**WHAT IS REQUIRED:** Write out all lines holding the word "textus".

□ □ □

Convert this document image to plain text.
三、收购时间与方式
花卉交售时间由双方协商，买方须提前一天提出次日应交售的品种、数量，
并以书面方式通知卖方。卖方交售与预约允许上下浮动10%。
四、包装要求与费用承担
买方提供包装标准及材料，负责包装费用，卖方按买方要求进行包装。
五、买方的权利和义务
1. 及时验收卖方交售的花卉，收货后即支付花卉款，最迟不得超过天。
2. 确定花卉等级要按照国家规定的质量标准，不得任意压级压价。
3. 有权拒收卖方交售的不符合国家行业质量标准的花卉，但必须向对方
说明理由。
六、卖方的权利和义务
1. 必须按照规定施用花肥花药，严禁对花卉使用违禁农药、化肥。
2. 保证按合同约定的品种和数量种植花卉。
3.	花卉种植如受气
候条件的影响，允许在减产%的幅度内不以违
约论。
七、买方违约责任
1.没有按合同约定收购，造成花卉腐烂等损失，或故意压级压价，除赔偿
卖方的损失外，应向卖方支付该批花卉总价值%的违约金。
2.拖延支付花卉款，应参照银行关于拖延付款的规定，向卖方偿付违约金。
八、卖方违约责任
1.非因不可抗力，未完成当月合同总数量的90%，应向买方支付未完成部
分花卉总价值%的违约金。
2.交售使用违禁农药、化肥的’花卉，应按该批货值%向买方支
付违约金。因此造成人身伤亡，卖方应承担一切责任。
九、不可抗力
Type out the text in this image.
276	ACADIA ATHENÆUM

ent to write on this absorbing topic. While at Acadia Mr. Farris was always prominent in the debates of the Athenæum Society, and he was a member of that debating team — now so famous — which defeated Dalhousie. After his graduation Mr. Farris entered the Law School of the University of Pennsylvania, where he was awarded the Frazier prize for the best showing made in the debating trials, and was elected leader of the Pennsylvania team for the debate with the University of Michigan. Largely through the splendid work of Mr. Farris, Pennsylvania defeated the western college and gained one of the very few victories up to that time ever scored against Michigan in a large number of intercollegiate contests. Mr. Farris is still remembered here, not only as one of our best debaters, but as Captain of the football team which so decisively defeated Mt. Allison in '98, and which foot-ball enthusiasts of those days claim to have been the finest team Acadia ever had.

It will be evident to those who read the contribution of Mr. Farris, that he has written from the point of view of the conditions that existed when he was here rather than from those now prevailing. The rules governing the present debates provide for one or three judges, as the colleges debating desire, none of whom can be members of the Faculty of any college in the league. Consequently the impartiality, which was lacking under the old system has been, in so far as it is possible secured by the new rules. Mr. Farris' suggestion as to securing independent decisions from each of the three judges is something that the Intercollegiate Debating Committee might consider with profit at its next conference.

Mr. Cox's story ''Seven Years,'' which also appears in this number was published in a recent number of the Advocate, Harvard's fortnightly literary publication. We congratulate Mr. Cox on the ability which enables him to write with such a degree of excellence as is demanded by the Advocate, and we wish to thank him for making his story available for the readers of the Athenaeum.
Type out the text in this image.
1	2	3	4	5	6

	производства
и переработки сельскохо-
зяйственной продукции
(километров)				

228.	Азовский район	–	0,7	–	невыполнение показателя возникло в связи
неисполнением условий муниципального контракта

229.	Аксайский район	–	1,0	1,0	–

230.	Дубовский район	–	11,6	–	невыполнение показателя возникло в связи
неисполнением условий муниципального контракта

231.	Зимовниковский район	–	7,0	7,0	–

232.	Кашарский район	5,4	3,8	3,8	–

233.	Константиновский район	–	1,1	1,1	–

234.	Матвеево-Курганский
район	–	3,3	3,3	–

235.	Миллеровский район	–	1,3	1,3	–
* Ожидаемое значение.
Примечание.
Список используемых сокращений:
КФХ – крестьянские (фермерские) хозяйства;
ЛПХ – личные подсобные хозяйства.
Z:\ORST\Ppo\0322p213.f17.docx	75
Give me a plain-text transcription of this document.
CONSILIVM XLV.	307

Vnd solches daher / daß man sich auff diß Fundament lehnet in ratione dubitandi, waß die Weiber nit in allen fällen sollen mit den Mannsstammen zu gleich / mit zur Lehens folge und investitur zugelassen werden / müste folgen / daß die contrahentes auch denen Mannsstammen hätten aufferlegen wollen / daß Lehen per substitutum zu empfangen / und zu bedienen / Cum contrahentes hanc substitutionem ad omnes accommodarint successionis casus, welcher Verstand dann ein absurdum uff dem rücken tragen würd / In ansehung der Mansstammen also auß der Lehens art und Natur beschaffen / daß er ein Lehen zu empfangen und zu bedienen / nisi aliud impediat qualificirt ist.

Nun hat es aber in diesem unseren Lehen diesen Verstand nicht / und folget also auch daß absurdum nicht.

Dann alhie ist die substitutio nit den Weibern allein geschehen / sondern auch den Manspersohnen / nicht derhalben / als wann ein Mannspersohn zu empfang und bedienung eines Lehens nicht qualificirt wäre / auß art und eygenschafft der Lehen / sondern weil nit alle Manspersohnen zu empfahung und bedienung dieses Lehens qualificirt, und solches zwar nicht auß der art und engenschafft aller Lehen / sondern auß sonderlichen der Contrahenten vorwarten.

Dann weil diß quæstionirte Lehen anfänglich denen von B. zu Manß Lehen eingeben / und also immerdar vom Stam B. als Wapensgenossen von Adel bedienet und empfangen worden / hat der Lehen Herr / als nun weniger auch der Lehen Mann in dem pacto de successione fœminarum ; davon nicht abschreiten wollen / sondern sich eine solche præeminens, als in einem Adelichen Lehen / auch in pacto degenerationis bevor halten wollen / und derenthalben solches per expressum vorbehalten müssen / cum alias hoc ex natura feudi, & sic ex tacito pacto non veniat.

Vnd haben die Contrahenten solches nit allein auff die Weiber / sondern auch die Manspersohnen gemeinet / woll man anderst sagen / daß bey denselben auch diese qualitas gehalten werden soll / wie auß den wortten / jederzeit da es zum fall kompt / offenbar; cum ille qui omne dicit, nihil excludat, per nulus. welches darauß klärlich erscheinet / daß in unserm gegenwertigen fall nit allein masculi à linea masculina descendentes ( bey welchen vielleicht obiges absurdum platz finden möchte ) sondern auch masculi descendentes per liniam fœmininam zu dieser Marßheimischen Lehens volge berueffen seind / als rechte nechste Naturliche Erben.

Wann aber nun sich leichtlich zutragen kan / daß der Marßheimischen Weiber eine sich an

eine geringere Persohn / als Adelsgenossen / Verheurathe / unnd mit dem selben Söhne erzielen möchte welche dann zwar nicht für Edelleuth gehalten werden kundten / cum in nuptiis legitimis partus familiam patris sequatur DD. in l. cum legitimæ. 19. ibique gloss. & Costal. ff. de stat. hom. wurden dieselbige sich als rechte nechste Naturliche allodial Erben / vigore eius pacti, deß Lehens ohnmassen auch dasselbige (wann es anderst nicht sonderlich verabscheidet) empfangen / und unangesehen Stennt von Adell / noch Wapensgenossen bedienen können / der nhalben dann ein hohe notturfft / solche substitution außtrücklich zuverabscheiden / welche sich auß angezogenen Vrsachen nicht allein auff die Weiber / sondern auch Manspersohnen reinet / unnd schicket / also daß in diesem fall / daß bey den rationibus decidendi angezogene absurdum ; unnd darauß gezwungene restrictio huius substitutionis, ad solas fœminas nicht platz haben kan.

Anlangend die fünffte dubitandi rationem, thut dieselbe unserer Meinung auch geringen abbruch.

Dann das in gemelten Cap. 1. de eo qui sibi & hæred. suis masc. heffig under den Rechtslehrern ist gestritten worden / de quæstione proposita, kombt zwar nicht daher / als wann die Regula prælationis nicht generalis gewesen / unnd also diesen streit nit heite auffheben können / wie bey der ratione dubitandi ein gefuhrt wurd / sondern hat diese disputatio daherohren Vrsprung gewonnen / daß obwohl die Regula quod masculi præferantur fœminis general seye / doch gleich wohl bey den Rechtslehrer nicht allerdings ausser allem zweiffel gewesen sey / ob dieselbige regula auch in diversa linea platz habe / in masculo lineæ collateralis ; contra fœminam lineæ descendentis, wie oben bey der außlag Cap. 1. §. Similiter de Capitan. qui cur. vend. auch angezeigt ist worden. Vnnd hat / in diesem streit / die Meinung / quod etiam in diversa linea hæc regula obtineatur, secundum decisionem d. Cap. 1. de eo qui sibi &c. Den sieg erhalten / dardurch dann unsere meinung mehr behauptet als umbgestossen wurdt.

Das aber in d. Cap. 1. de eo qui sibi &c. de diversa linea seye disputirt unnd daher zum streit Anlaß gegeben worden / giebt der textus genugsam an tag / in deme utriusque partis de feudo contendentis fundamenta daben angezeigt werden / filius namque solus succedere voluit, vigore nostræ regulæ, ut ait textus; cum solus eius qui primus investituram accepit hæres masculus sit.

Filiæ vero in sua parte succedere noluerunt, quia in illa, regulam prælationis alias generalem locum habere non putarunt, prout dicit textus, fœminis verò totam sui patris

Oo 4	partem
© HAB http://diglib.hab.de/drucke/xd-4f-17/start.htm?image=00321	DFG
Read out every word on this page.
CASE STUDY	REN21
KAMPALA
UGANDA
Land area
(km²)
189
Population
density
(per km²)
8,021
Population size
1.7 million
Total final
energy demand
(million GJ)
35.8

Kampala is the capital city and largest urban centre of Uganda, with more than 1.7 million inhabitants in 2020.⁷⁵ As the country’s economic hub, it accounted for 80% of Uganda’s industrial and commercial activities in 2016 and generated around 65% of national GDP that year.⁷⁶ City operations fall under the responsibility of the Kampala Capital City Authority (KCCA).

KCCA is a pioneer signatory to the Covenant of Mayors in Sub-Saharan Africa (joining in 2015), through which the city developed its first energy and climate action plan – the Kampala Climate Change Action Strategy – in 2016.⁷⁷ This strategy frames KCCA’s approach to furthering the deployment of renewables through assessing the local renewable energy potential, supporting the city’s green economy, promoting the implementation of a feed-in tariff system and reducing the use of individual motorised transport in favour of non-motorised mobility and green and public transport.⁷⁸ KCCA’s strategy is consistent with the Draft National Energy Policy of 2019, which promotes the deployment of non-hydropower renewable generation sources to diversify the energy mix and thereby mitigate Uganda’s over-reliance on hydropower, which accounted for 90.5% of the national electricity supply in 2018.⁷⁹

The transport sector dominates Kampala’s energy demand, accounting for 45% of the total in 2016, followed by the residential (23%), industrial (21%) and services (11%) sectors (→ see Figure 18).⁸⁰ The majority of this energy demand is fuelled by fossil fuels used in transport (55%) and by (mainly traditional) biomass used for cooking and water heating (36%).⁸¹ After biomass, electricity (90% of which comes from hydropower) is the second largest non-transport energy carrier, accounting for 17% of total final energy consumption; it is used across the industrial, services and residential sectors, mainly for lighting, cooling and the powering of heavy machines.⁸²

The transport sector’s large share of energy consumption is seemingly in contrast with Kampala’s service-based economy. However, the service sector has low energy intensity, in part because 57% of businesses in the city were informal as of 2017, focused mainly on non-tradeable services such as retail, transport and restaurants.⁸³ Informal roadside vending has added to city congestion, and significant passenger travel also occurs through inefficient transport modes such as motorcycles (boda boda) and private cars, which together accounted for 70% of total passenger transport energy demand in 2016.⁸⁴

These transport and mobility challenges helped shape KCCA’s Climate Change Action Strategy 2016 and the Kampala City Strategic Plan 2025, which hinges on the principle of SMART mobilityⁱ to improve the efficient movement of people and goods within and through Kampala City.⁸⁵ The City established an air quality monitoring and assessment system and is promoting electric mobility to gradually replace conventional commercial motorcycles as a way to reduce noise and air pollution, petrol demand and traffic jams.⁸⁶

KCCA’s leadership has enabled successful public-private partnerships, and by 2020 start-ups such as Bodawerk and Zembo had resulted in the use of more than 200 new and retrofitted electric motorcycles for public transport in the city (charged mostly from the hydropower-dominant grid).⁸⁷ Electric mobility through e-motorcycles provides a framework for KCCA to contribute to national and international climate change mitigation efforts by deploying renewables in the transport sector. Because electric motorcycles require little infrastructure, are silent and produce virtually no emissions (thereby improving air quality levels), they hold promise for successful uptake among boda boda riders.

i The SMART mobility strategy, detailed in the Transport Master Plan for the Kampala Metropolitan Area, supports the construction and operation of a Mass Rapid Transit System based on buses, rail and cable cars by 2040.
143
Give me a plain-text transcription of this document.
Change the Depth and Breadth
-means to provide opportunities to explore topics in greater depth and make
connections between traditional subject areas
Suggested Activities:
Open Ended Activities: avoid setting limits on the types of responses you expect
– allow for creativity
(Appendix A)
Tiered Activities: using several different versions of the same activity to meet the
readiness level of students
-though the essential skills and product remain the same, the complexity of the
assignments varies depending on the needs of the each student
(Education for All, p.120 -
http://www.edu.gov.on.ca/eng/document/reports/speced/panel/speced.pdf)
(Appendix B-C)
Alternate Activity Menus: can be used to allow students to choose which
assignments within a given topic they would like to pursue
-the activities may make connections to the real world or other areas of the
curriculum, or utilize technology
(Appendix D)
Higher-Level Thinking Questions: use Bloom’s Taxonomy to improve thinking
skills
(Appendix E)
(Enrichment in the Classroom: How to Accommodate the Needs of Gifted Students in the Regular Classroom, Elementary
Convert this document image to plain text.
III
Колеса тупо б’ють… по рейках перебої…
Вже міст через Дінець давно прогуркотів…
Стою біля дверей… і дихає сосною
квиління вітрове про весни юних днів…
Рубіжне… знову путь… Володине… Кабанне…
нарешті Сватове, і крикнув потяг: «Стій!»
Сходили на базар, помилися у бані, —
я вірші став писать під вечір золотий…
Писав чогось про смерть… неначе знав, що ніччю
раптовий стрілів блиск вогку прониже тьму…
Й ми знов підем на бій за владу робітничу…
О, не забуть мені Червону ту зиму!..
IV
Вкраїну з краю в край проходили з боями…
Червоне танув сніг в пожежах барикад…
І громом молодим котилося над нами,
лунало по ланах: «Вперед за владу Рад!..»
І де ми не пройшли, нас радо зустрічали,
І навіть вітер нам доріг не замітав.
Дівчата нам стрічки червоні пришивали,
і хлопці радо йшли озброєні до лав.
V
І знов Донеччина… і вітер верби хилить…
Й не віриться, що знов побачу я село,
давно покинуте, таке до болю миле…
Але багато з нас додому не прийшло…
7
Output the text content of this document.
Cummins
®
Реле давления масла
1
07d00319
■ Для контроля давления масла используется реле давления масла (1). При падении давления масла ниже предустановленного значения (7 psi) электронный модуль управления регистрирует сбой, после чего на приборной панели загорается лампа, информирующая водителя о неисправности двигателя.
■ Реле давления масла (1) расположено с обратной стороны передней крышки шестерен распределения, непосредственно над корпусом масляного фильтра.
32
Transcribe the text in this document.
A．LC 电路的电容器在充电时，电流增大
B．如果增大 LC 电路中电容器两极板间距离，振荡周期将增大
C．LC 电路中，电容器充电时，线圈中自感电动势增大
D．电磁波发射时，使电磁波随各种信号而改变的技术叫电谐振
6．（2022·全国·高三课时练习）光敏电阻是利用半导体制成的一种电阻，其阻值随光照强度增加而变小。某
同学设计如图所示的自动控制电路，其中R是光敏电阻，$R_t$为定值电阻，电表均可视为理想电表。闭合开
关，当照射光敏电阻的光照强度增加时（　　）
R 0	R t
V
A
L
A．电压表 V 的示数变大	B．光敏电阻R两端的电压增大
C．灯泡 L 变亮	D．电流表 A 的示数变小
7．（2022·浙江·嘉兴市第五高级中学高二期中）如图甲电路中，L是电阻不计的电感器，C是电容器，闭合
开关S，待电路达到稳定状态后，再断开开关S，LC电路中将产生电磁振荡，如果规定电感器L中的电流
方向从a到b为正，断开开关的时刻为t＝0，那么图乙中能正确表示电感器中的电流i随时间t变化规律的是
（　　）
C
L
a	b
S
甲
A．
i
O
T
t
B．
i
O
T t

□ □ □

**RESULT FOR THIS TASK:**
Das aber in d. Cap. 1. de eo qui sibi &c. de diversa linea seye disputirt unnd daher zum streit Anlaß gegeben worden / giebt der textus genugsam an tag / in deme utriusque partis de feudo contendentis fundamenta daben angezeigt werden / filius namque solus succedere voluit, vigore nostræ regulæ, ut ait textus; cum solus eius qui primus investituram accepit hæres masculus sit.
Filiæ vero in sua parte succedere noluerunt, quia in illa, regulam prælationis alias generalem locum habere non putarunt, prout dicit textus, fœminis verò totam sui patris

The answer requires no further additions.